Work required
Show all lines holding the string "quòd".

Stored records

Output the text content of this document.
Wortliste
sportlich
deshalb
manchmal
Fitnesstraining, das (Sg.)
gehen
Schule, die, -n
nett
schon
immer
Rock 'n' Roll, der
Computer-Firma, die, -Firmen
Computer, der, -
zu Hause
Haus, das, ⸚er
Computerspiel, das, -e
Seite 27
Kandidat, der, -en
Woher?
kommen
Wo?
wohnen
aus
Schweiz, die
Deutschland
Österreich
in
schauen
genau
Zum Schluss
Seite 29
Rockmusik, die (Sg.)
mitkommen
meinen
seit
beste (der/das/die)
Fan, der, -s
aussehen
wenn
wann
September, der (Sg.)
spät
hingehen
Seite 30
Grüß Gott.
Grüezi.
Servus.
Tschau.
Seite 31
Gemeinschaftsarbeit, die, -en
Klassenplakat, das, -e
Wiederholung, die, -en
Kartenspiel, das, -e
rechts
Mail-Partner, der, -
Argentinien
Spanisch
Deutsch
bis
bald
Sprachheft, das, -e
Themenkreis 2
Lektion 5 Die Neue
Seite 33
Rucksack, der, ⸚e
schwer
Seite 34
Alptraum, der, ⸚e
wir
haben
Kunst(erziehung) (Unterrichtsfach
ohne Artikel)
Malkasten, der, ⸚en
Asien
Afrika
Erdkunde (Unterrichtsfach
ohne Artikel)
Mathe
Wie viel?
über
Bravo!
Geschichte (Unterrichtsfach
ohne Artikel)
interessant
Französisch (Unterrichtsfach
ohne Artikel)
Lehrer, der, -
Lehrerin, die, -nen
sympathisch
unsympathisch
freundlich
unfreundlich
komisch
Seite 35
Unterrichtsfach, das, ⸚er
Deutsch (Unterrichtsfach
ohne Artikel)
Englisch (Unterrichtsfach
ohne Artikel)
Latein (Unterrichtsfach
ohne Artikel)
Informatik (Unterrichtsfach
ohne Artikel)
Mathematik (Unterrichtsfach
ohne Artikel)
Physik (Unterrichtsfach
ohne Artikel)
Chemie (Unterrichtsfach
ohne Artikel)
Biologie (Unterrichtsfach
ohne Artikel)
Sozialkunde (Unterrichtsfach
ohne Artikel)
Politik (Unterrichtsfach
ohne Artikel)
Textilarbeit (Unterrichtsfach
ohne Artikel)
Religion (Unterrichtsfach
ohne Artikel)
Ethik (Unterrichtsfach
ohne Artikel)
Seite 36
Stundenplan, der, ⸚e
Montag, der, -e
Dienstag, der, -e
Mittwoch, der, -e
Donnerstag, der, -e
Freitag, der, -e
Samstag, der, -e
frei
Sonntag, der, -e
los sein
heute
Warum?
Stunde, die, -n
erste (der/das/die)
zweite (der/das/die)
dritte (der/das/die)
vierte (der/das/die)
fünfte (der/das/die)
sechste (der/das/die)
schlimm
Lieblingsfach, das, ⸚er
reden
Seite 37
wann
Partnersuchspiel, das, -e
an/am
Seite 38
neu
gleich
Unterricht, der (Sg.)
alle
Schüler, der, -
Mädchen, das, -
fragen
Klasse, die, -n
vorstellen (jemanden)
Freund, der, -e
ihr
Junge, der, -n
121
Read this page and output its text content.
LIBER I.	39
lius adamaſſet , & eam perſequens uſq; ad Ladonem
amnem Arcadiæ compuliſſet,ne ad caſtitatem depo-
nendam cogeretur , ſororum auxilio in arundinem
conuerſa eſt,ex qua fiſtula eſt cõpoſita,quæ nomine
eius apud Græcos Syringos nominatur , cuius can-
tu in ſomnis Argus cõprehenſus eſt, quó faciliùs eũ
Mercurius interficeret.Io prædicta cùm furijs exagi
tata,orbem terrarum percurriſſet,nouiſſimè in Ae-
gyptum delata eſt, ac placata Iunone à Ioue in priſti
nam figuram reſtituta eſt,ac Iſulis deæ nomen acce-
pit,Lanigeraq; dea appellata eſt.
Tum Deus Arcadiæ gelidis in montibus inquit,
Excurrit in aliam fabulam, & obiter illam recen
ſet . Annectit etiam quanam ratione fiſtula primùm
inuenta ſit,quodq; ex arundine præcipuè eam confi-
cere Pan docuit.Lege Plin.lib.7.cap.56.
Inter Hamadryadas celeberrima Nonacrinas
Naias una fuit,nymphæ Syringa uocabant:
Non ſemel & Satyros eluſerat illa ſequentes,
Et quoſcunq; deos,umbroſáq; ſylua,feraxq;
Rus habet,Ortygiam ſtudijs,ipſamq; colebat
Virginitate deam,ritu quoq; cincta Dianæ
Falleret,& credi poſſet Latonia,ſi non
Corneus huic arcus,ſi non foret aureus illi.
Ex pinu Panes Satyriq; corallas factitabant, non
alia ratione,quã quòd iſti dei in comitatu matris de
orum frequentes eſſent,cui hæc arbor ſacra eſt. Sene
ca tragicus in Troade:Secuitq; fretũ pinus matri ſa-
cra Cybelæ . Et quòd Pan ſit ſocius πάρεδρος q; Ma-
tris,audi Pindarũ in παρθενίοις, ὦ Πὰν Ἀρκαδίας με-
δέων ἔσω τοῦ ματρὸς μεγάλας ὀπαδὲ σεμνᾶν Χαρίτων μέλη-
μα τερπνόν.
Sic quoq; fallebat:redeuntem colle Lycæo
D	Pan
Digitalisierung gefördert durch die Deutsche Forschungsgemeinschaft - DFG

Response to this task
alia ratione,quã quòd iſti dei in comitatu matris de
cra Cybelæ . Et quòd Pan ſit ſocius πάρεδρος q; Ma-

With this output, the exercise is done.